**Problem description**
Go over the entries below line by line, copying each one that contains the word "bins".

**Items from a dataset**
## Start
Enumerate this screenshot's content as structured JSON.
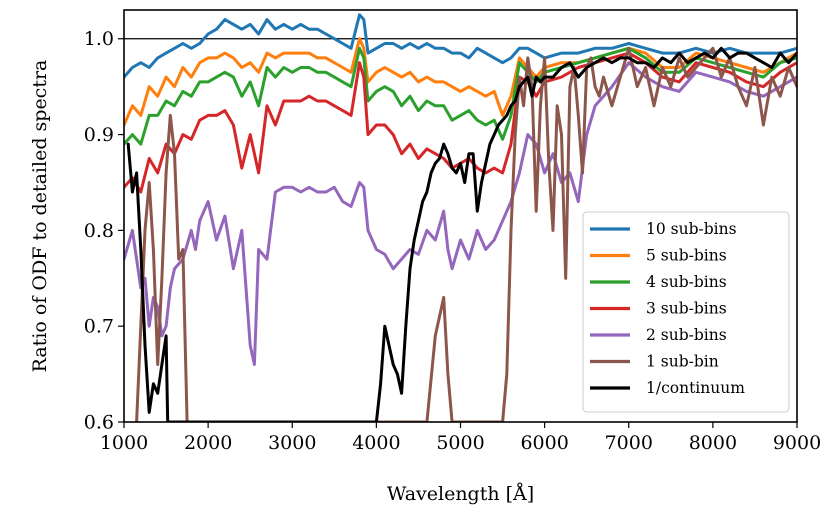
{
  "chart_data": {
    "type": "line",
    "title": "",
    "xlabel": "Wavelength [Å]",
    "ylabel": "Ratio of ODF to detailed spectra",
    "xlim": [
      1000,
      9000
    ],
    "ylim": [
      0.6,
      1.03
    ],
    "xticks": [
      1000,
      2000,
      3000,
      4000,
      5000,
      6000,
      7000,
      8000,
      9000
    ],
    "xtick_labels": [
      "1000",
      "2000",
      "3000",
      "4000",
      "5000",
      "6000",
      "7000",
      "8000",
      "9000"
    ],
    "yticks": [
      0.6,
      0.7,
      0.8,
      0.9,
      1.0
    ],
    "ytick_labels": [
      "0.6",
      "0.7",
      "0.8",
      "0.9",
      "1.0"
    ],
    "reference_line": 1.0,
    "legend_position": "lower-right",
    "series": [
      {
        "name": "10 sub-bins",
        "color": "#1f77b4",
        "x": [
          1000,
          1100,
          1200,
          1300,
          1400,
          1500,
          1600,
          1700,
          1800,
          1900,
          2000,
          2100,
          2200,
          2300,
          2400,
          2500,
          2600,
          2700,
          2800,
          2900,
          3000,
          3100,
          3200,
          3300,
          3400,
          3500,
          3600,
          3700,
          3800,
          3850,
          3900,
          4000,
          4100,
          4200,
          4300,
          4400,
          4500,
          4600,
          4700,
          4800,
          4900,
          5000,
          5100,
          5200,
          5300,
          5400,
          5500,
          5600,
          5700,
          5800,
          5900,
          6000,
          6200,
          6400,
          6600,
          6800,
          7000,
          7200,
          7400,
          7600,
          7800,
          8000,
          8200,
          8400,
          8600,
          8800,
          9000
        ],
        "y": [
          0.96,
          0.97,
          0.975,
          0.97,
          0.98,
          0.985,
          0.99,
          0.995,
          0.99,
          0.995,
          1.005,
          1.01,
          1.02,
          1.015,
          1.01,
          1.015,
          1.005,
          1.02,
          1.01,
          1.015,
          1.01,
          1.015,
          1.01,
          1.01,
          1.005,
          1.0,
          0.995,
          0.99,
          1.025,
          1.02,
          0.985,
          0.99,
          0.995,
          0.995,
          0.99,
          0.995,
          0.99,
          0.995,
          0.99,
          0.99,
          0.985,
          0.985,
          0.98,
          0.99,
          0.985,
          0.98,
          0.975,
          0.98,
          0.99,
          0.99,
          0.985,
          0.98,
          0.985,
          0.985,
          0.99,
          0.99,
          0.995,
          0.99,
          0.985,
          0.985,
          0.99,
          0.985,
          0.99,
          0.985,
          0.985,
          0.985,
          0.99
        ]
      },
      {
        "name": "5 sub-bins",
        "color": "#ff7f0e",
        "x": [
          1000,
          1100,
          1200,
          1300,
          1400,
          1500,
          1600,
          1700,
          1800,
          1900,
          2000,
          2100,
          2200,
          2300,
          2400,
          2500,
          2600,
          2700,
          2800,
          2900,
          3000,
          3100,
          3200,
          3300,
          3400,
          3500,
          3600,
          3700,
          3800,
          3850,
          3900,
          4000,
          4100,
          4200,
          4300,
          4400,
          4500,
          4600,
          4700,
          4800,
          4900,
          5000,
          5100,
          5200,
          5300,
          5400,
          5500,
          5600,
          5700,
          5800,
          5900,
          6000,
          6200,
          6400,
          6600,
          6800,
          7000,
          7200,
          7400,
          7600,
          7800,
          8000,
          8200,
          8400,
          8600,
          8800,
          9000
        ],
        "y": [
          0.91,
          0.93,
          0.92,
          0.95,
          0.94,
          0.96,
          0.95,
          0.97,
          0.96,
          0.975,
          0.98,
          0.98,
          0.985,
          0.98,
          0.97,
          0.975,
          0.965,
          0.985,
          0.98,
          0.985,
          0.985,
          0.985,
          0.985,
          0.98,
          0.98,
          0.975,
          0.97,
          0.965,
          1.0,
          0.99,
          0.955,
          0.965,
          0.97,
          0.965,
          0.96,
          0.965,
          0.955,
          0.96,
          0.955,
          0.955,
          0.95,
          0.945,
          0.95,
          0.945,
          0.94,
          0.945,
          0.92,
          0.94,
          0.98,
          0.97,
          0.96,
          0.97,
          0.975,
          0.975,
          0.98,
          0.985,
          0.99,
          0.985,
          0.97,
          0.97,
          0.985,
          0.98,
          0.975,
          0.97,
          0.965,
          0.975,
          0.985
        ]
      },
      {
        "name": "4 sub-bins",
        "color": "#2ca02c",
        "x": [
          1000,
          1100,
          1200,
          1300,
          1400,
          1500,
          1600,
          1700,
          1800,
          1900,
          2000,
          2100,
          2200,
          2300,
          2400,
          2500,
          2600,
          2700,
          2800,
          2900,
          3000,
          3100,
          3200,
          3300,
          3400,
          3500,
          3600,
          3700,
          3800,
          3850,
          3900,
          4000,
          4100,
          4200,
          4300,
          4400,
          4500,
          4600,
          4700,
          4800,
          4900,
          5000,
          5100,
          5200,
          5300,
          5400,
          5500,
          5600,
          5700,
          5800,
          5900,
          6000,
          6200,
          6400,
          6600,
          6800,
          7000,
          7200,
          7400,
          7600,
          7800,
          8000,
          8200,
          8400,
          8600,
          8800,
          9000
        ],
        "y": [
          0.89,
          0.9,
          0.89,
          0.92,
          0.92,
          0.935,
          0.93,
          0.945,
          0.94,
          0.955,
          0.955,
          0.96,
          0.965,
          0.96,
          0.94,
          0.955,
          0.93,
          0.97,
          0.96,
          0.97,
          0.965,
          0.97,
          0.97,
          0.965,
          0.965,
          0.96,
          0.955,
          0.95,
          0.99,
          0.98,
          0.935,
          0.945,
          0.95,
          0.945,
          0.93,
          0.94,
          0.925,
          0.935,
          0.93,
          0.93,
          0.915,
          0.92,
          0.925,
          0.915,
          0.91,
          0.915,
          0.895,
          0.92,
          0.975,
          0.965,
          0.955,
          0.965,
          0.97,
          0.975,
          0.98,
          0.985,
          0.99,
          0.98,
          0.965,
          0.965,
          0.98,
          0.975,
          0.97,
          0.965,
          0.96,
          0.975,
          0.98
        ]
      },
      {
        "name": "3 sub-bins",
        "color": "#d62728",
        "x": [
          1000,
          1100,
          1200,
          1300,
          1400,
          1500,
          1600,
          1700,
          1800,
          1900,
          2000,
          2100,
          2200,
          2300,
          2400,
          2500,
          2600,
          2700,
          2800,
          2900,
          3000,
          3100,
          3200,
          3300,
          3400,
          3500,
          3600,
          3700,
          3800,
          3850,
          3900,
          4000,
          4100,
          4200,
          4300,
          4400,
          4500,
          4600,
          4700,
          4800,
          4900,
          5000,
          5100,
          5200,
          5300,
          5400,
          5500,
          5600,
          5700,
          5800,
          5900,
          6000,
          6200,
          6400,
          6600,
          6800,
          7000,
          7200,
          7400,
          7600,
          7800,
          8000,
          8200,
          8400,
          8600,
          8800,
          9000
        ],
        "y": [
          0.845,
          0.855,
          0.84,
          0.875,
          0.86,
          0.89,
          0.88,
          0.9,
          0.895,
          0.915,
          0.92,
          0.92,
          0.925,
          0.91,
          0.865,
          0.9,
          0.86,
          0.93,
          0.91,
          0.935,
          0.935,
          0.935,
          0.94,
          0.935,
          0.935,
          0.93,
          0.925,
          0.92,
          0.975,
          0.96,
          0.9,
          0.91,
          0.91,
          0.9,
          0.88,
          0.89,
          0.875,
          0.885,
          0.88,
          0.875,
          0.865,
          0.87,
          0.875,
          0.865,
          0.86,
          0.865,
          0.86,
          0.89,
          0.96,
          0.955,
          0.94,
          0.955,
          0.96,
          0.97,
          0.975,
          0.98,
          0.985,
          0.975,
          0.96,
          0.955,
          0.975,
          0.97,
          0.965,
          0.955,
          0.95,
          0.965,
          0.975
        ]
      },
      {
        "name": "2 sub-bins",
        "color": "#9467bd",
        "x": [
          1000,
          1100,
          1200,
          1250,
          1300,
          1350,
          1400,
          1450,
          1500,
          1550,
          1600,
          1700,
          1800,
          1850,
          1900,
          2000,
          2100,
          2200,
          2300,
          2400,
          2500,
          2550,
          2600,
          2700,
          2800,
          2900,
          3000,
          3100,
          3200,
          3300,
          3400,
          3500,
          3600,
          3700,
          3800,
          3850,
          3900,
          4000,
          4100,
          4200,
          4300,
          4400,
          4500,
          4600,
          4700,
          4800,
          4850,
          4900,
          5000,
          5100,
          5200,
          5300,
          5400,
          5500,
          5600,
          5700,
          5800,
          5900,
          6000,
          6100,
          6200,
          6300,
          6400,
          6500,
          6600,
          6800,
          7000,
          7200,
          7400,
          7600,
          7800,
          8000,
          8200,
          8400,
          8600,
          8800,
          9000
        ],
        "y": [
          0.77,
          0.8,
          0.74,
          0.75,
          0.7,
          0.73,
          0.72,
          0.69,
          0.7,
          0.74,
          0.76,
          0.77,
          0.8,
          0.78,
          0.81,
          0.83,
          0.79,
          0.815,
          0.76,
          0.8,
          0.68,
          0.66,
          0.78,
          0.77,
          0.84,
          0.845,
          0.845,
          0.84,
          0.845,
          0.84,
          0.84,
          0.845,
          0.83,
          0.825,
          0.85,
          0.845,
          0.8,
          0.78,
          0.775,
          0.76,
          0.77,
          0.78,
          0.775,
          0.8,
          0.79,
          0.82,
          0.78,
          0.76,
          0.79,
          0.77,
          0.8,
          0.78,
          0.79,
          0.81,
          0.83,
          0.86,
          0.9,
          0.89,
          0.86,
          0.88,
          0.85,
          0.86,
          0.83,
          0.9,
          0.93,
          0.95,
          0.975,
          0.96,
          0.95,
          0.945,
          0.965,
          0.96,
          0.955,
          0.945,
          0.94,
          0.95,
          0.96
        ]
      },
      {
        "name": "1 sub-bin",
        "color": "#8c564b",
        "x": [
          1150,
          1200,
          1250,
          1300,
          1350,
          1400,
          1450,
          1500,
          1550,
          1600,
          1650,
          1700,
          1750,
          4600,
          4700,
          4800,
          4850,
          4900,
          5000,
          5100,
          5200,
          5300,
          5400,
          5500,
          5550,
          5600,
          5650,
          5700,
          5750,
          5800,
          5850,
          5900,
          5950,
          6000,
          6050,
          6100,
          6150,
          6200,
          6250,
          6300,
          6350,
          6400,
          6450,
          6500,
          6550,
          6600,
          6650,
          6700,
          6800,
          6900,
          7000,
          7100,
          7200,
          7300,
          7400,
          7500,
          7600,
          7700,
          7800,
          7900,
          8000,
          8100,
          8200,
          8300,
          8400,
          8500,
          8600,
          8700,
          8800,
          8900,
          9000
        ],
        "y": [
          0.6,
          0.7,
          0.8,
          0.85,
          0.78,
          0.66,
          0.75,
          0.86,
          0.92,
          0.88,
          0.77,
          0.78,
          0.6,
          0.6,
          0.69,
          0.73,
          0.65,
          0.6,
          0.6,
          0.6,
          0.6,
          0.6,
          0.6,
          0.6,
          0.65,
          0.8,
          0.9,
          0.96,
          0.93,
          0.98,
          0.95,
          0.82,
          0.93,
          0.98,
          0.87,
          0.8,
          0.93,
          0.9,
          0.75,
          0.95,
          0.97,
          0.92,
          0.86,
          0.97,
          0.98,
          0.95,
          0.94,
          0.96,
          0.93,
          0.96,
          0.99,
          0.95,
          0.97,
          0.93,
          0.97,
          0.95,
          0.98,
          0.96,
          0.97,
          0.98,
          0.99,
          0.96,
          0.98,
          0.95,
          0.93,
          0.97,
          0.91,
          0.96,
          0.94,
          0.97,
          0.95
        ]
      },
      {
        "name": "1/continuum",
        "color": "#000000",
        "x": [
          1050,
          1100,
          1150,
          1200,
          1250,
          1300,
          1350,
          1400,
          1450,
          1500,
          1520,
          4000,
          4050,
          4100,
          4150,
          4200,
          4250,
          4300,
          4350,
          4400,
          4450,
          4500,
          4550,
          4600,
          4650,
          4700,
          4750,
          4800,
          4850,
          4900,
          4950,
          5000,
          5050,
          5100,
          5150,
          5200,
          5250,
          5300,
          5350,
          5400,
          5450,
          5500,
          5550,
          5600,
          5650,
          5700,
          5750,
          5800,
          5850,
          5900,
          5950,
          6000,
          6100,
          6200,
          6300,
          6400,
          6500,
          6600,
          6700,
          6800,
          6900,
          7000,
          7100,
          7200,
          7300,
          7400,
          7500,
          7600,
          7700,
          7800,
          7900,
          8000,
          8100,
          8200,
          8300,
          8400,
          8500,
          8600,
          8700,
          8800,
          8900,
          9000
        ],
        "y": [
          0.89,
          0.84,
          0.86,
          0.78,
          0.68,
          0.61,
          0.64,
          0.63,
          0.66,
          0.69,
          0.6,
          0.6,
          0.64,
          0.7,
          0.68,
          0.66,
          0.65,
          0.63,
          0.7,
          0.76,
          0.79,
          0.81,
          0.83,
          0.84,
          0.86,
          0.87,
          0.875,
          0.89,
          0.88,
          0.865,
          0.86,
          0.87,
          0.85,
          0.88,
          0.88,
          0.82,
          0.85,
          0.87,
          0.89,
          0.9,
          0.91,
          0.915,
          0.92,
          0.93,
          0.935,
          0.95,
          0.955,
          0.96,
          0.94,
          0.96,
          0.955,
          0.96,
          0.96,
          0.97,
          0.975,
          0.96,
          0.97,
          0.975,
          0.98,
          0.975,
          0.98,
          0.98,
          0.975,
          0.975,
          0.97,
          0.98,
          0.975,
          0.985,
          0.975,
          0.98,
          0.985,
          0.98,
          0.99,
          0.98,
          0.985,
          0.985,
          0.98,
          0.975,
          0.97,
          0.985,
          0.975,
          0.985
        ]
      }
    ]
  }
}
## End
**Task answer**
        "name": "10 sub-bins",
        "name": "5 sub-bins",
        "name": "4 sub-bins",
        "name": "3 sub-bins",
        "name": "2 sub-bins",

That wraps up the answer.